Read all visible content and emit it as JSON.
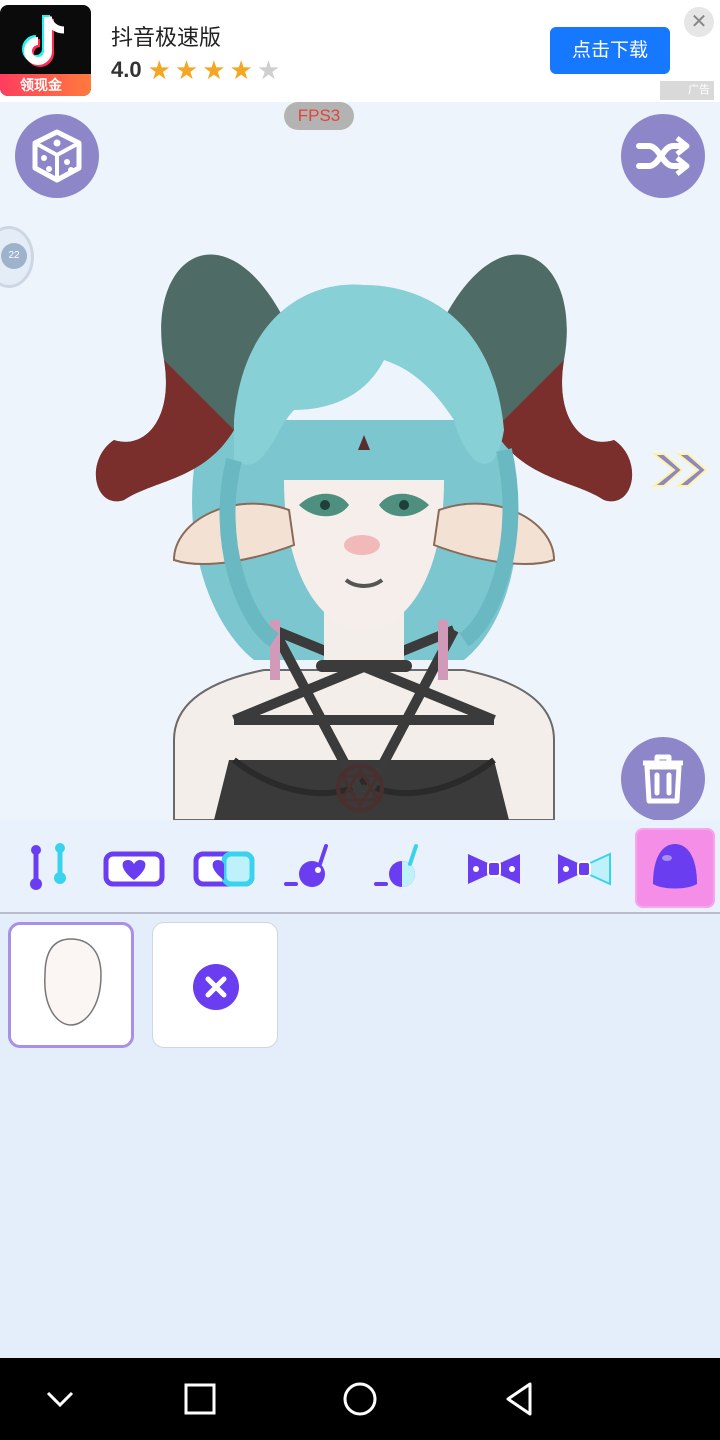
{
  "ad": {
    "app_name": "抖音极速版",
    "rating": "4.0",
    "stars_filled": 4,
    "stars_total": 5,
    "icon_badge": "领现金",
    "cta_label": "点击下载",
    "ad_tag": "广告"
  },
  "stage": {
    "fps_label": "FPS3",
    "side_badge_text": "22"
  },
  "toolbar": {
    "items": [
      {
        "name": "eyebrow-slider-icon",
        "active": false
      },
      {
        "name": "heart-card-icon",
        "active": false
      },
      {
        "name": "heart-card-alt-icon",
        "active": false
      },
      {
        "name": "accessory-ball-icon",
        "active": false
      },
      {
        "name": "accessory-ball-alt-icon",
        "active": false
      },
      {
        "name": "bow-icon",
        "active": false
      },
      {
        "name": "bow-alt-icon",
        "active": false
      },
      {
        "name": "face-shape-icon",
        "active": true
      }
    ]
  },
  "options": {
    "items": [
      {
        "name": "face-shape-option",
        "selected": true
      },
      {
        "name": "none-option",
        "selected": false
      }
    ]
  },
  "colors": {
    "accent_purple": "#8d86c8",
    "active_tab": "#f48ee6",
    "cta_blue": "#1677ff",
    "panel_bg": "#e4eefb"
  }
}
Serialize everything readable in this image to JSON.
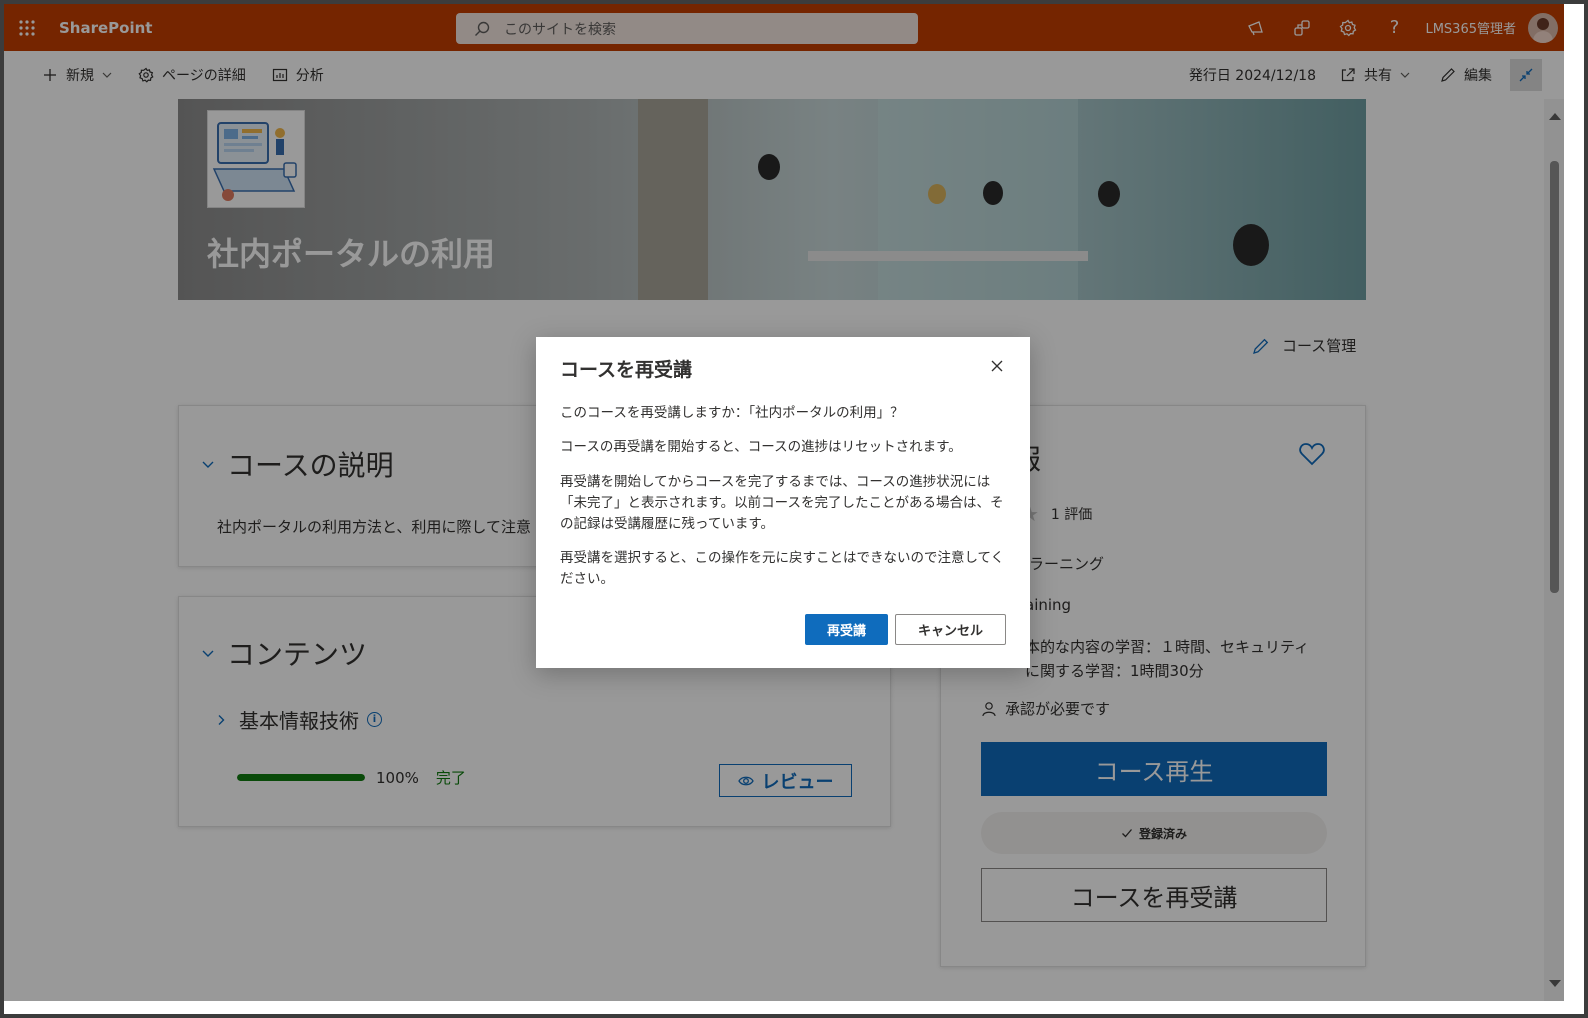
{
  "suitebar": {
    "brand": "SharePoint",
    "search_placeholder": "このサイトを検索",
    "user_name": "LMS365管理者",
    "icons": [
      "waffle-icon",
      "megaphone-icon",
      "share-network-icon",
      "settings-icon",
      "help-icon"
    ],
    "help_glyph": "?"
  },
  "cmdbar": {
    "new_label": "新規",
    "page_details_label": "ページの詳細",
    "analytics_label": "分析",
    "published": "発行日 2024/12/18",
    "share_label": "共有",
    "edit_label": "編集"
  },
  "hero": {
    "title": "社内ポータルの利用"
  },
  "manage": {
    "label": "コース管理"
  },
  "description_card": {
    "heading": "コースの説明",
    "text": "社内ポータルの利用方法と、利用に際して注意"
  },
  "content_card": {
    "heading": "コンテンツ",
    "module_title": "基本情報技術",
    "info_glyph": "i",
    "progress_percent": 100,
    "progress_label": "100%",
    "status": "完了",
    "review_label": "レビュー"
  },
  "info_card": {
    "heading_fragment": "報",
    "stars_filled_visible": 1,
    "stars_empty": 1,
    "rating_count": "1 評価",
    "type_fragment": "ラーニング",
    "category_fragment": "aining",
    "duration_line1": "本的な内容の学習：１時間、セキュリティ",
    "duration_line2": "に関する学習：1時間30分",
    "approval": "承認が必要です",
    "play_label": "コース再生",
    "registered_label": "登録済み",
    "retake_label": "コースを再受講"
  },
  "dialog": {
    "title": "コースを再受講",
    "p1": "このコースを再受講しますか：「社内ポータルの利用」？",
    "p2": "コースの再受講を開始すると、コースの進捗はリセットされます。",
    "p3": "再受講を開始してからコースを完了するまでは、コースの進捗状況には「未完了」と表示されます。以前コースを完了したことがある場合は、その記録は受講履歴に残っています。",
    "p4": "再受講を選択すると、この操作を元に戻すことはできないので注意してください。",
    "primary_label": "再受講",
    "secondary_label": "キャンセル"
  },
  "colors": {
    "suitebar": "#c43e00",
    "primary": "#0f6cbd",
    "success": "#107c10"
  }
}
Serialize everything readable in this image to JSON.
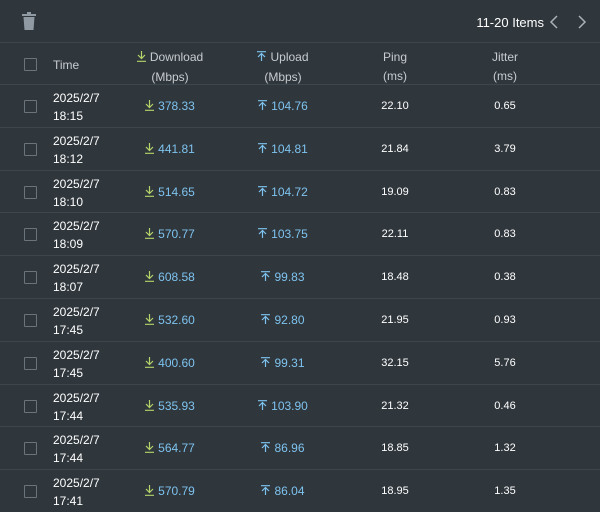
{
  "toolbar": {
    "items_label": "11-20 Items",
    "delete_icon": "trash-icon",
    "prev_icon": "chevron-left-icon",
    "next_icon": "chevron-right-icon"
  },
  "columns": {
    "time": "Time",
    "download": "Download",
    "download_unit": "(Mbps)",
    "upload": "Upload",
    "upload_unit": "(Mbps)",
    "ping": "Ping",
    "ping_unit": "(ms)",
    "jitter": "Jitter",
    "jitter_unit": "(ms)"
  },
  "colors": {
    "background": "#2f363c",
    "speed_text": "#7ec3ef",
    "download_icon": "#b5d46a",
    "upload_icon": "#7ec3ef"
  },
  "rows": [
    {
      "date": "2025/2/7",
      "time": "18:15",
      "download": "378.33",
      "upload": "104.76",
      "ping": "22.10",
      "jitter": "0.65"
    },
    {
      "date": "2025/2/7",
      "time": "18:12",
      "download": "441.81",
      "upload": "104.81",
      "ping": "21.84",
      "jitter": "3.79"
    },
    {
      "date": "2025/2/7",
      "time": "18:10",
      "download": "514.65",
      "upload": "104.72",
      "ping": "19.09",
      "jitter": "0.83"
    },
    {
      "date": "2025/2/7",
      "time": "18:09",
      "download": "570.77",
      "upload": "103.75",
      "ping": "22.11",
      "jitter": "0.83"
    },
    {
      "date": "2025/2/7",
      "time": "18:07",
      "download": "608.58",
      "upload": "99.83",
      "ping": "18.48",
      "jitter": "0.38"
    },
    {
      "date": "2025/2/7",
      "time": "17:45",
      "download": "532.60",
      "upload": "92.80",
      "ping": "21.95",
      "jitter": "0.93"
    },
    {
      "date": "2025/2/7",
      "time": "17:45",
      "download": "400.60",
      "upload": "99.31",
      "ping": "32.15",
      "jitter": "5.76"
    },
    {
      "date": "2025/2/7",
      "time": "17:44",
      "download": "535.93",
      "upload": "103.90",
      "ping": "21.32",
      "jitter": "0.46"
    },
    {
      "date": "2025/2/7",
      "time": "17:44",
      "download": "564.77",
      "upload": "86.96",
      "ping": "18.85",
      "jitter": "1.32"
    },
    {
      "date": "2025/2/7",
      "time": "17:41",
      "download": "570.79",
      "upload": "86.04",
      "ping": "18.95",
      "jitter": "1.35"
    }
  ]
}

-=-=-

What the task asks: Go through the listing above and quote it exactly, apart from its images.

Output for this exercise:
Read all visible content and emit it as JSON.
{
  "ad": {
    "app_name": "抖音极速版",
    "rating": "4.0",
    "stars_filled": 4,
    "stars_total": 5,
    "icon_badge": "领现金",
    "cta_label": "点击下载",
    "ad_tag": "广告"
  },
  "stage": {
    "fps_label": "FPS3",
    "side_badge_text": "22"
  },
  "toolbar": {
    "items": [
      {
        "name": "eyebrow-slider-icon",
        "active": false
      },
      {
        "name": "heart-card-icon",
        "active": false
      },
      {
        "name": "heart-card-alt-icon",
        "active": false
      },
      {
        "name": "accessory-ball-icon",
        "active": false
      },
      {
        "name": "accessory-ball-alt-icon",
        "active": false
      },
      {
        "name": "bow-icon",
        "active": false
      },
      {
        "name": "bow-alt-icon",
        "active": false
      },
      {
        "name": "face-shape-icon",
        "active": true
      }
    ]
  },
  "options": {
    "items": [
      {
        "name": "face-shape-option",
        "selected": true
      },
      {
        "name": "none-option",
        "selected": false
      }
    ]
  },
  "colors": {
    "accent_purple": "#8d86c8",
    "active_tab": "#f48ee6",
    "cta_blue": "#1677ff",
    "panel_bg": "#e4eefb"
  }
}
Serialize everything readable in this image to JSON.
{
  "suitebar": {
    "brand": "SharePoint",
    "search_placeholder": "このサイトを検索",
    "user_name": "LMS365管理者",
    "icons": [
      "waffle-icon",
      "megaphone-icon",
      "share-network-icon",
      "settings-icon",
      "help-icon"
    ],
    "help_glyph": "?"
  },
  "cmdbar": {
    "new_label": "新規",
    "page_details_label": "ページの詳細",
    "analytics_label": "分析",
    "published": "発行日 2024/12/18",
    "share_label": "共有",
    "edit_label": "編集"
  },
  "hero": {
    "title": "社内ポータルの利用"
  },
  "manage": {
    "label": "コース管理"
  },
  "description_card": {
    "heading": "コースの説明",
    "text": "社内ポータルの利用方法と、利用に際して注意"
  },
  "content_card": {
    "heading": "コンテンツ",
    "module_title": "基本情報技術",
    "info_glyph": "i",
    "progress_percent": 100,
    "progress_label": "100%",
    "status": "完了",
    "review_label": "レビュー"
  },
  "info_card": {
    "heading_fragment": "報",
    "stars_filled_visible": 1,
    "stars_empty": 1,
    "rating_count": "1 評価",
    "type_fragment": "ラーニング",
    "category_fragment": "aining",
    "duration_line1": "本的な内容の学習：１時間、セキュリティ",
    "duration_line2": "に関する学習：1時間30分",
    "approval": "承認が必要です",
    "play_label": "コース再生",
    "registered_label": "登録済み",
    "retake_label": "コースを再受講"
  },
  "dialog": {
    "title": "コースを再受講",
    "p1": "このコースを再受講しますか：「社内ポータルの利用」？",
    "p2": "コースの再受講を開始すると、コースの進捗はリセットされます。",
    "p3": "再受講を開始してからコースを完了するまでは、コースの進捗状況には「未完了」と表示されます。以前コースを完了したことがある場合は、その記録は受講履歴に残っています。",
    "p4": "再受講を選択すると、この操作を元に戻すことはできないので注意してください。",
    "primary_label": "再受講",
    "secondary_label": "キャンセル"
  },
  "colors": {
    "suitebar": "#c43e00",
    "primary": "#0f6cbd",
    "success": "#107c10"
  }
}
Serialize everything readable in this image to JSON.
{
  "toolbar": {
    "items_label": "11-20 Items",
    "delete_icon": "trash-icon",
    "prev_icon": "chevron-left-icon",
    "next_icon": "chevron-right-icon"
  },
  "columns": {
    "time": "Time",
    "download": "Download",
    "download_unit": "(Mbps)",
    "upload": "Upload",
    "upload_unit": "(Mbps)",
    "ping": "Ping",
    "ping_unit": "(ms)",
    "jitter": "Jitter",
    "jitter_unit": "(ms)"
  },
  "colors": {
    "background": "#2f363c",
    "speed_text": "#7ec3ef",
    "download_icon": "#b5d46a",
    "upload_icon": "#7ec3ef"
  },
  "rows": [
    {
      "date": "2025/2/7",
      "time": "18:15",
      "download": "378.33",
      "upload": "104.76",
      "ping": "22.10",
      "jitter": "0.65"
    },
    {
      "date": "2025/2/7",
      "time": "18:12",
      "download": "441.81",
      "upload": "104.81",
      "ping": "21.84",
      "jitter": "3.79"
    },
    {
      "date": "2025/2/7",
      "time": "18:10",
      "download": "514.65",
      "upload": "104.72",
      "ping": "19.09",
      "jitter": "0.83"
    },
    {
      "date": "2025/2/7",
      "time": "18:09",
      "download": "570.77",
      "upload": "103.75",
      "ping": "22.11",
      "jitter": "0.83"
    },
    {
      "date": "2025/2/7",
      "time": "18:07",
      "download": "608.58",
      "upload": "99.83",
      "ping": "18.48",
      "jitter": "0.38"
    },
    {
      "date": "2025/2/7",
      "time": "17:45",
      "download": "532.60",
      "upload": "92.80",
      "ping": "21.95",
      "jitter": "0.93"
    },
    {
      "date": "2025/2/7",
      "time": "17:45",
      "download": "400.60",
      "upload": "99.31",
      "ping": "32.15",
      "jitter": "5.76"
    },
    {
      "date": "2025/2/7",
      "time": "17:44",
      "download": "535.93",
      "upload": "103.90",
      "ping": "21.32",
      "jitter": "0.46"
    },
    {
      "date": "2025/2/7",
      "time": "17:44",
      "download": "564.77",
      "upload": "86.96",
      "ping": "18.85",
      "jitter": "1.32"
    },
    {
      "date": "2025/2/7",
      "time": "17:41",
      "download": "570.79",
      "upload": "86.04",
      "ping": "18.95",
      "jitter": "1.35"
    }
  ]
}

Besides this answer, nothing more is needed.